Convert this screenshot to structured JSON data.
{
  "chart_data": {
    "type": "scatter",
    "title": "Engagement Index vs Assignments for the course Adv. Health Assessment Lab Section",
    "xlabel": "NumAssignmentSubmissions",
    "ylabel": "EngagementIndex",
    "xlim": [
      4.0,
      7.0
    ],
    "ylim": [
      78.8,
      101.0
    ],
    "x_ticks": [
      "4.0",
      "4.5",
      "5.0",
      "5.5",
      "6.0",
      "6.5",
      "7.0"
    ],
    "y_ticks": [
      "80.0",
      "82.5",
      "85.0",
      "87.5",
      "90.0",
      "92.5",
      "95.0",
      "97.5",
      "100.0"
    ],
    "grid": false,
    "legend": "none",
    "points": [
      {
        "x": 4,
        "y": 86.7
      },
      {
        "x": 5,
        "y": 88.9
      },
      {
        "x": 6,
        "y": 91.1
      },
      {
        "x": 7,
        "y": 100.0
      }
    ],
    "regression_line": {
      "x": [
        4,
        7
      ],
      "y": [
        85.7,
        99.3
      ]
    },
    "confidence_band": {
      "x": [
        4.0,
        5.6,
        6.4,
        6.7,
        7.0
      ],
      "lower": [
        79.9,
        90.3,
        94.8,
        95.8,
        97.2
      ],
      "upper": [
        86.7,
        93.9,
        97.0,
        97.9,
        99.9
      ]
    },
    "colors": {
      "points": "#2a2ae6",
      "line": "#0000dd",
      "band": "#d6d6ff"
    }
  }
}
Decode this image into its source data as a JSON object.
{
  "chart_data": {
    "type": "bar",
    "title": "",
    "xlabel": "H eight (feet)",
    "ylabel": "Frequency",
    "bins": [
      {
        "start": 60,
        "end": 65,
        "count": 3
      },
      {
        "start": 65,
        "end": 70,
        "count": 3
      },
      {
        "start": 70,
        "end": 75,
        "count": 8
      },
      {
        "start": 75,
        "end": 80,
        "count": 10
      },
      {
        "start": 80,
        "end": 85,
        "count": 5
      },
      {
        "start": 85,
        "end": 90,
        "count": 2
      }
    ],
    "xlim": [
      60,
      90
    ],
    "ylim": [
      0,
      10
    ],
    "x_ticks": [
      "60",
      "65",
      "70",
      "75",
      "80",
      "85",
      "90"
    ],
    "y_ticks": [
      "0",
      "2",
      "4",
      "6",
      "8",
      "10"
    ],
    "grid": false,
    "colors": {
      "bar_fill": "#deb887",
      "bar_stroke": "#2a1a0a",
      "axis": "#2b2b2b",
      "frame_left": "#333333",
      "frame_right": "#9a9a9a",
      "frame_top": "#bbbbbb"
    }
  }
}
•••••
● EXERCISE BRIEF
Pull out every line from the one with "Decode this image" to the end of the listing, and output only those.

● ANSWER TO THIS TASK
Decode this image into its source data as a JSON object.
{
  "chart_data": {
    "type": "bar",
    "title": "",
    "xlabel": "H eight (feet)",
    "ylabel": "Frequency",
    "bins": [
      {
        "start": 60,
        "end": 65,
        "count": 3
      },
      {
        "start": 65,
        "end": 70,
        "count": 3
      },
      {
        "start": 70,
        "end": 75,
        "count": 8
      },
      {
        "start": 75,
        "end": 80,
        "count": 10
      },
      {
        "start": 80,
        "end": 85,
        "count": 5
      },
      {
        "start": 85,
        "end": 90,
        "count": 2
      }
    ],
    "xlim": [
      60,
      90
    ],
    "ylim": [
      0,
      10
    ],
    "x_ticks": [
      "60",
      "65",
      "70",
      "75",
      "80",
      "85",
      "90"
    ],
    "y_ticks": [
      "0",
      "2",
      "4",
      "6",
      "8",
      "10"
    ],
    "grid": false,
    "colors": {
      "bar_fill": "#deb887",
      "bar_stroke": "#2a1a0a",
      "axis": "#2b2b2b",
      "frame_left": "#333333",
      "frame_right": "#9a9a9a",
      "frame_top": "#bbbbbb"
    }
  }
}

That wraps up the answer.